• What you are asked to do: Copy each of the entries below faithfully, setting aside any pictures.

# Start of Data to process

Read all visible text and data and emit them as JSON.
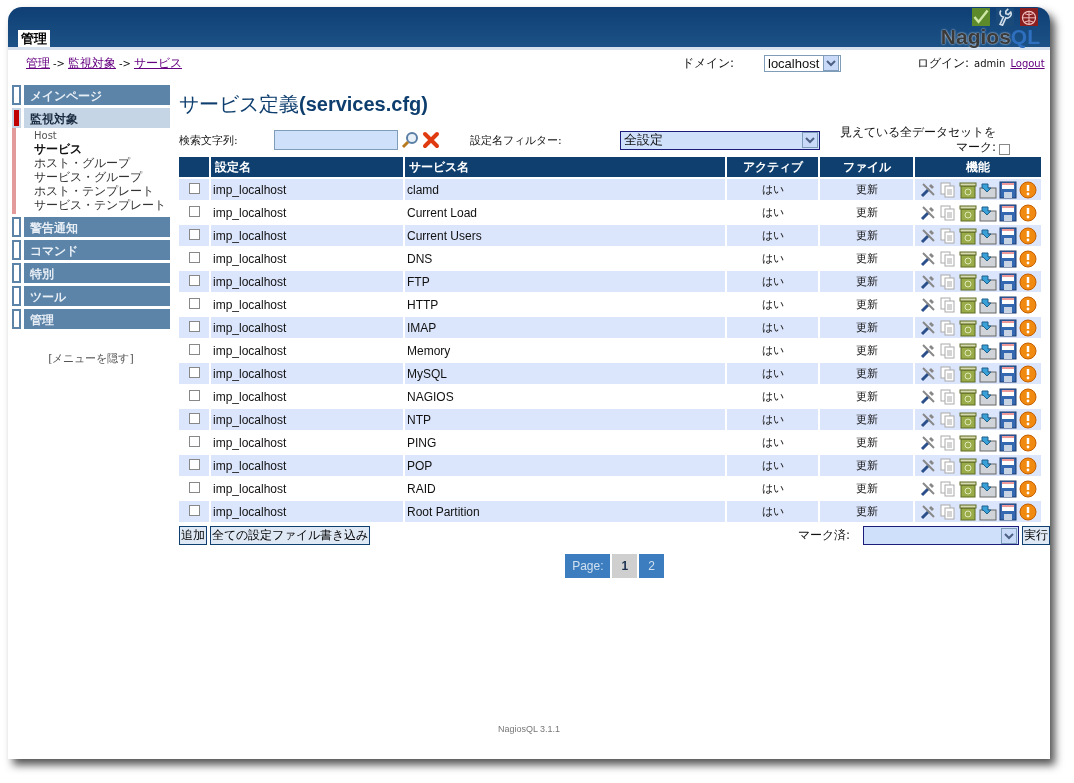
{
  "header": {
    "tab": "管理",
    "logo": {
      "main": "Nagios",
      "accent": "QL"
    }
  },
  "breadcrumb": [
    "管理",
    "監視対象",
    "サービス"
  ],
  "breadcrumb_separator": "->",
  "domain": {
    "label": "ドメイン:",
    "value": "localhost"
  },
  "login": {
    "label": "ログイン:",
    "user": "admin",
    "logout": "Logout"
  },
  "sidebar": {
    "items": [
      {
        "label": "メインページ",
        "selected": false
      },
      {
        "label": "監視対象",
        "selected": true,
        "children": [
          {
            "label": "Host",
            "kind": "note",
            "selected": false
          },
          {
            "label": "サービス",
            "kind": "link",
            "selected": true
          },
          {
            "label": "ホスト・グループ",
            "kind": "link",
            "selected": false
          },
          {
            "label": "サービス・グループ",
            "kind": "link",
            "selected": false
          },
          {
            "label": "ホスト・テンプレート",
            "kind": "link",
            "selected": false
          },
          {
            "label": "サービス・テンプレート",
            "kind": "link",
            "selected": false
          }
        ]
      },
      {
        "label": "警告通知",
        "selected": false
      },
      {
        "label": "コマンド",
        "selected": false
      },
      {
        "label": "特別",
        "selected": false
      },
      {
        "label": "ツール",
        "selected": false
      },
      {
        "label": "管理",
        "selected": false
      }
    ],
    "hide_menu": "[メニューを隠す]"
  },
  "title": {
    "main": "サービス定義",
    "file": "(services.cfg)"
  },
  "search": {
    "label": "検索文字列:"
  },
  "filter": {
    "label": "設定名フィルター:",
    "value": "全設定"
  },
  "mark_all": {
    "label": "見えている全データセットをマーク:",
    "checked": false
  },
  "table": {
    "columns": [
      "設定名",
      "サービス名",
      "アクティブ",
      "ファイル",
      "機能"
    ],
    "rows": [
      {
        "config": "imp_localhost",
        "service": "clamd",
        "active": "はい",
        "file": "更新",
        "checked": false
      },
      {
        "config": "imp_localhost",
        "service": "Current Load",
        "active": "はい",
        "file": "更新",
        "checked": false
      },
      {
        "config": "imp_localhost",
        "service": "Current Users",
        "active": "はい",
        "file": "更新",
        "checked": false
      },
      {
        "config": "imp_localhost",
        "service": "DNS",
        "active": "はい",
        "file": "更新",
        "checked": false
      },
      {
        "config": "imp_localhost",
        "service": "FTP",
        "active": "はい",
        "file": "更新",
        "checked": false
      },
      {
        "config": "imp_localhost",
        "service": "HTTP",
        "active": "はい",
        "file": "更新",
        "checked": false
      },
      {
        "config": "imp_localhost",
        "service": "IMAP",
        "active": "はい",
        "file": "更新",
        "checked": false
      },
      {
        "config": "imp_localhost",
        "service": "Memory",
        "active": "はい",
        "file": "更新",
        "checked": false
      },
      {
        "config": "imp_localhost",
        "service": "MySQL",
        "active": "はい",
        "file": "更新",
        "checked": false
      },
      {
        "config": "imp_localhost",
        "service": "NAGIOS",
        "active": "はい",
        "file": "更新",
        "checked": false
      },
      {
        "config": "imp_localhost",
        "service": "NTP",
        "active": "はい",
        "file": "更新",
        "checked": false
      },
      {
        "config": "imp_localhost",
        "service": "PING",
        "active": "はい",
        "file": "更新",
        "checked": false
      },
      {
        "config": "imp_localhost",
        "service": "POP",
        "active": "はい",
        "file": "更新",
        "checked": false
      },
      {
        "config": "imp_localhost",
        "service": "RAID",
        "active": "はい",
        "file": "更新",
        "checked": false
      },
      {
        "config": "imp_localhost",
        "service": "Root Partition",
        "active": "はい",
        "file": "更新",
        "checked": false
      }
    ]
  },
  "actions": {
    "add": "追加",
    "write_all": "全ての設定ファイル書き込み",
    "marked_label": "マーク済:",
    "run": "実行"
  },
  "pagination": {
    "label": "Page:",
    "pages": [
      {
        "label": "1",
        "selected": true
      },
      {
        "label": "2",
        "selected": false
      }
    ]
  },
  "footer": "NagiosQL 3.1.1"
}
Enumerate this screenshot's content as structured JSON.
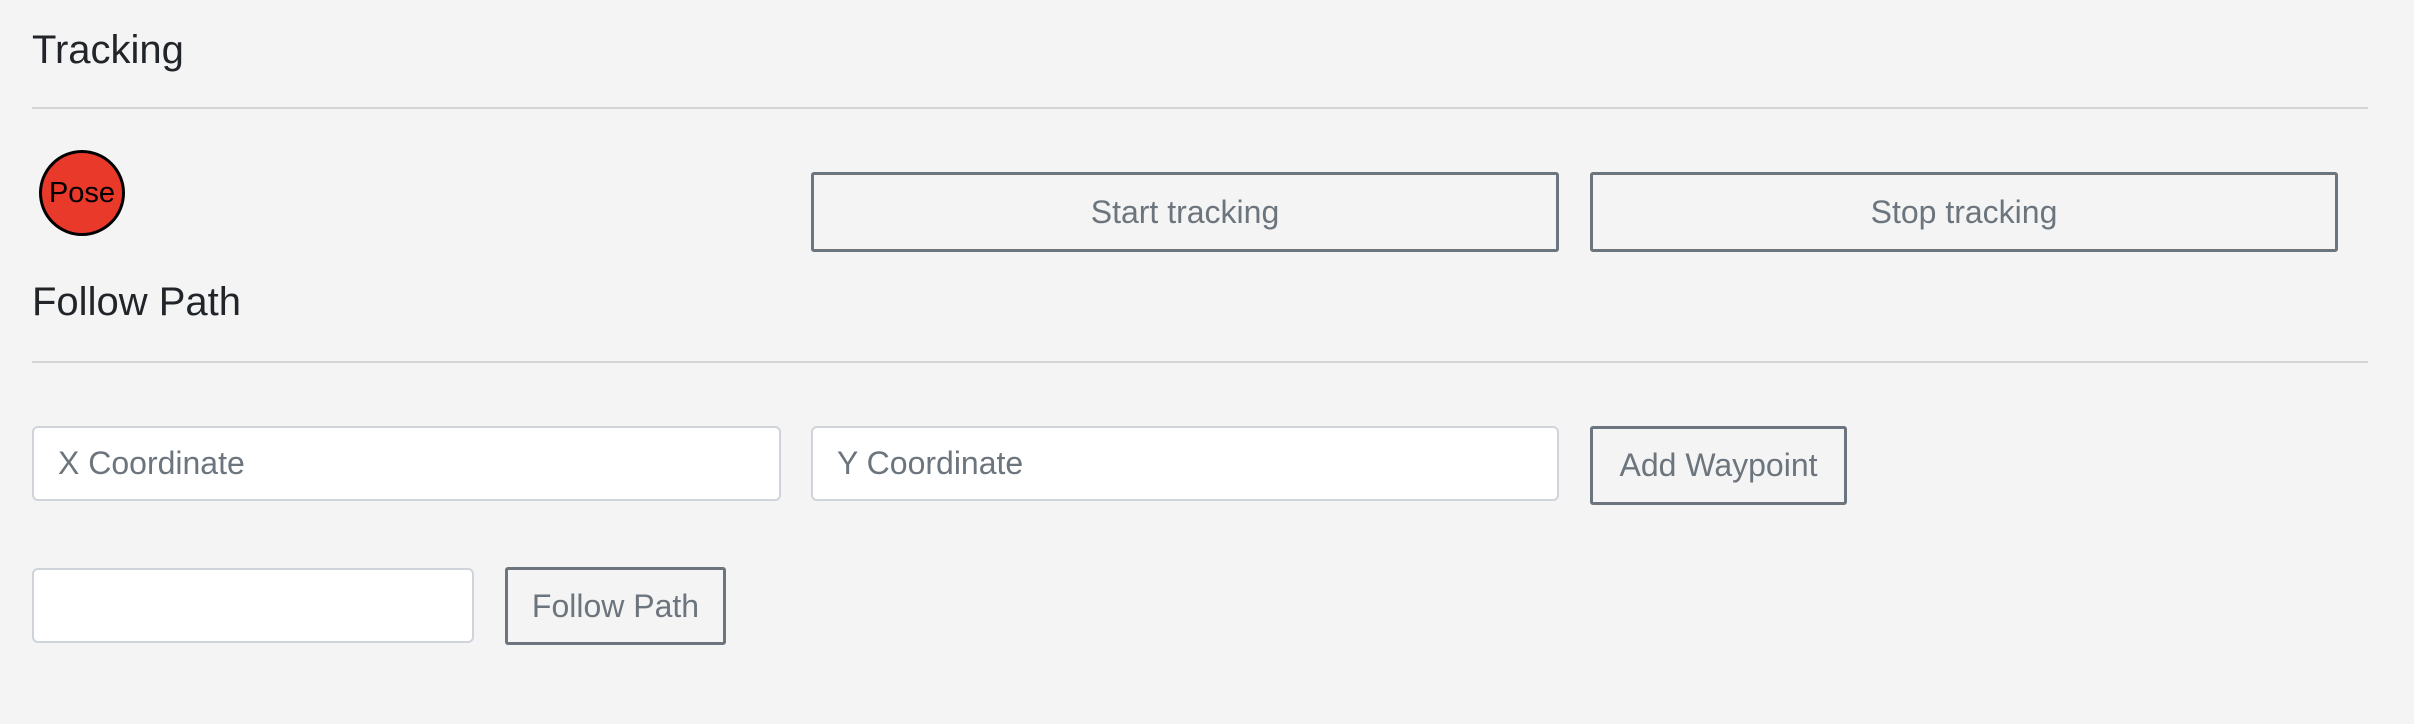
{
  "tracking": {
    "title": "Tracking",
    "pose_label": "Pose",
    "pose_color": "#e8392b",
    "start_label": "Start tracking",
    "stop_label": "Stop tracking"
  },
  "follow_path": {
    "title": "Follow Path",
    "x_placeholder": "X Coordinate",
    "y_placeholder": "Y Coordinate",
    "add_waypoint_label": "Add Waypoint",
    "path_input_value": "",
    "follow_label": "Follow Path"
  }
}
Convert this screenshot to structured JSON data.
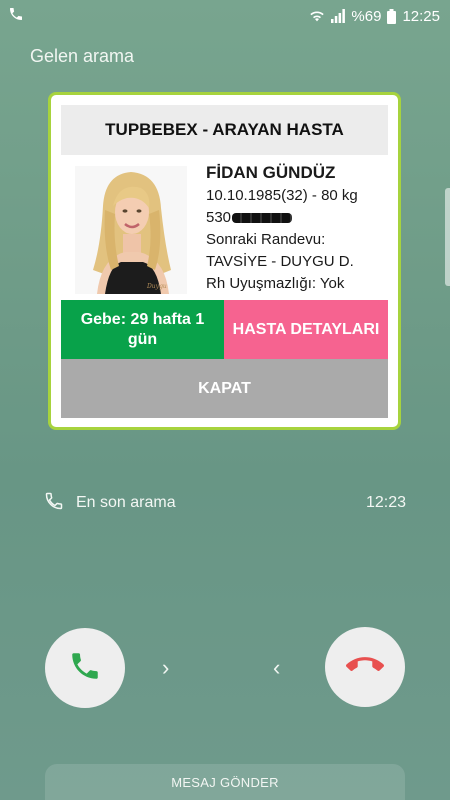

# End of Data to process

• Task answer:
Read all visible text and data and emit them as JSON.
{
  "header": {
    "tab": "管理",
    "logo": {
      "main": "Nagios",
      "accent": "QL"
    }
  },
  "breadcrumb": [
    "管理",
    "監視対象",
    "サービス"
  ],
  "breadcrumb_separator": "->",
  "domain": {
    "label": "ドメイン:",
    "value": "localhost"
  },
  "login": {
    "label": "ログイン:",
    "user": "admin",
    "logout": "Logout"
  },
  "sidebar": {
    "items": [
      {
        "label": "メインページ",
        "selected": false
      },
      {
        "label": "監視対象",
        "selected": true,
        "children": [
          {
            "label": "Host",
            "kind": "note",
            "selected": false
          },
          {
            "label": "サービス",
            "kind": "link",
            "selected": true
          },
          {
            "label": "ホスト・グループ",
            "kind": "link",
            "selected": false
          },
          {
            "label": "サービス・グループ",
            "kind": "link",
            "selected": false
          },
          {
            "label": "ホスト・テンプレート",
            "kind": "link",
            "selected": false
          },
          {
            "label": "サービス・テンプレート",
            "kind": "link",
            "selected": false
          }
        ]
      },
      {
        "label": "警告通知",
        "selected": false
      },
      {
        "label": "コマンド",
        "selected": false
      },
      {
        "label": "特別",
        "selected": false
      },
      {
        "label": "ツール",
        "selected": false
      },
      {
        "label": "管理",
        "selected": false
      }
    ],
    "hide_menu": "[メニューを隠す]"
  },
  "title": {
    "main": "サービス定義",
    "file": "(services.cfg)"
  },
  "search": {
    "label": "検索文字列:"
  },
  "filter": {
    "label": "設定名フィルター:",
    "value": "全設定"
  },
  "mark_all": {
    "label": "見えている全データセットをマーク:",
    "checked": false
  },
  "table": {
    "columns": [
      "設定名",
      "サービス名",
      "アクティブ",
      "ファイル",
      "機能"
    ],
    "rows": [
      {
        "config": "imp_localhost",
        "service": "clamd",
        "active": "はい",
        "file": "更新",
        "checked": false
      },
      {
        "config": "imp_localhost",
        "service": "Current Load",
        "active": "はい",
        "file": "更新",
        "checked": false
      },
      {
        "config": "imp_localhost",
        "service": "Current Users",
        "active": "はい",
        "file": "更新",
        "checked": false
      },
      {
        "config": "imp_localhost",
        "service": "DNS",
        "active": "はい",
        "file": "更新",
        "checked": false
      },
      {
        "config": "imp_localhost",
        "service": "FTP",
        "active": "はい",
        "file": "更新",
        "checked": false
      },
      {
        "config": "imp_localhost",
        "service": "HTTP",
        "active": "はい",
        "file": "更新",
        "checked": false
      },
      {
        "config": "imp_localhost",
        "service": "IMAP",
        "active": "はい",
        "file": "更新",
        "checked": false
      },
      {
        "config": "imp_localhost",
        "service": "Memory",
        "active": "はい",
        "file": "更新",
        "checked": false
      },
      {
        "config": "imp_localhost",
        "service": "MySQL",
        "active": "はい",
        "file": "更新",
        "checked": false
      },
      {
        "config": "imp_localhost",
        "service": "NAGIOS",
        "active": "はい",
        "file": "更新",
        "checked": false
      },
      {
        "config": "imp_localhost",
        "service": "NTP",
        "active": "はい",
        "file": "更新",
        "checked": false
      },
      {
        "config": "imp_localhost",
        "service": "PING",
        "active": "はい",
        "file": "更新",
        "checked": false
      },
      {
        "config": "imp_localhost",
        "service": "POP",
        "active": "はい",
        "file": "更新",
        "checked": false
      },
      {
        "config": "imp_localhost",
        "service": "RAID",
        "active": "はい",
        "file": "更新",
        "checked": false
      },
      {
        "config": "imp_localhost",
        "service": "Root Partition",
        "active": "はい",
        "file": "更新",
        "checked": false
      }
    ]
  },
  "actions": {
    "add": "追加",
    "write_all": "全ての設定ファイル書き込み",
    "marked_label": "マーク済:",
    "run": "実行"
  },
  "pagination": {
    "label": "Page:",
    "pages": [
      {
        "label": "1",
        "selected": true
      },
      {
        "label": "2",
        "selected": false
      }
    ]
  },
  "footer": "NagiosQL 3.1.1"
}
Enumerate this screenshot's content as structured JSON.
{
  "tracking": {
    "title": "Tracking",
    "pose_label": "Pose",
    "pose_color": "#e8392b",
    "start_label": "Start tracking",
    "stop_label": "Stop tracking"
  },
  "follow_path": {
    "title": "Follow Path",
    "x_placeholder": "X Coordinate",
    "y_placeholder": "Y Coordinate",
    "add_waypoint_label": "Add Waypoint",
    "path_input_value": "",
    "follow_label": "Follow Path"
  }
}
Convert this screenshot to structured JSON data.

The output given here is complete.